TASK INSTRUCTIONS: Give nothing except the number of lines containing the word "lightweight".

________________________________________

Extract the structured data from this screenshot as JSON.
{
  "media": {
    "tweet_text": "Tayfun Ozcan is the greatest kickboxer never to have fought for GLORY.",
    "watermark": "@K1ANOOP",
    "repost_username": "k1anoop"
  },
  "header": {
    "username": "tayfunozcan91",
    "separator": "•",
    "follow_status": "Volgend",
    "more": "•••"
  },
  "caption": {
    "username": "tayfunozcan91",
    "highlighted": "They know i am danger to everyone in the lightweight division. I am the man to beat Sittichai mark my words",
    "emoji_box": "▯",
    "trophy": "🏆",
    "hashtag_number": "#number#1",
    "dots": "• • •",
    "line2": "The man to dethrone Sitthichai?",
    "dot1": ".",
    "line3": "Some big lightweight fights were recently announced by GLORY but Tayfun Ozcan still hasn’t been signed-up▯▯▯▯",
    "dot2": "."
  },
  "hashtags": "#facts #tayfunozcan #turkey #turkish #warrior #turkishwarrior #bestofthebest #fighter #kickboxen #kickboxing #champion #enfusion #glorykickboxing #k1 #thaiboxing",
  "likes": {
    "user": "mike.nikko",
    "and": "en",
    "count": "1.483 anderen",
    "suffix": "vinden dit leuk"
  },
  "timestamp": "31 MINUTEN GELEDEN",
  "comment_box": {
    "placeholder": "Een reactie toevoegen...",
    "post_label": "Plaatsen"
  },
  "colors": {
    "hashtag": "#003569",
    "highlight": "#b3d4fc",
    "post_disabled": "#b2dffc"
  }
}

________________________________________

FINISHED TASK: 2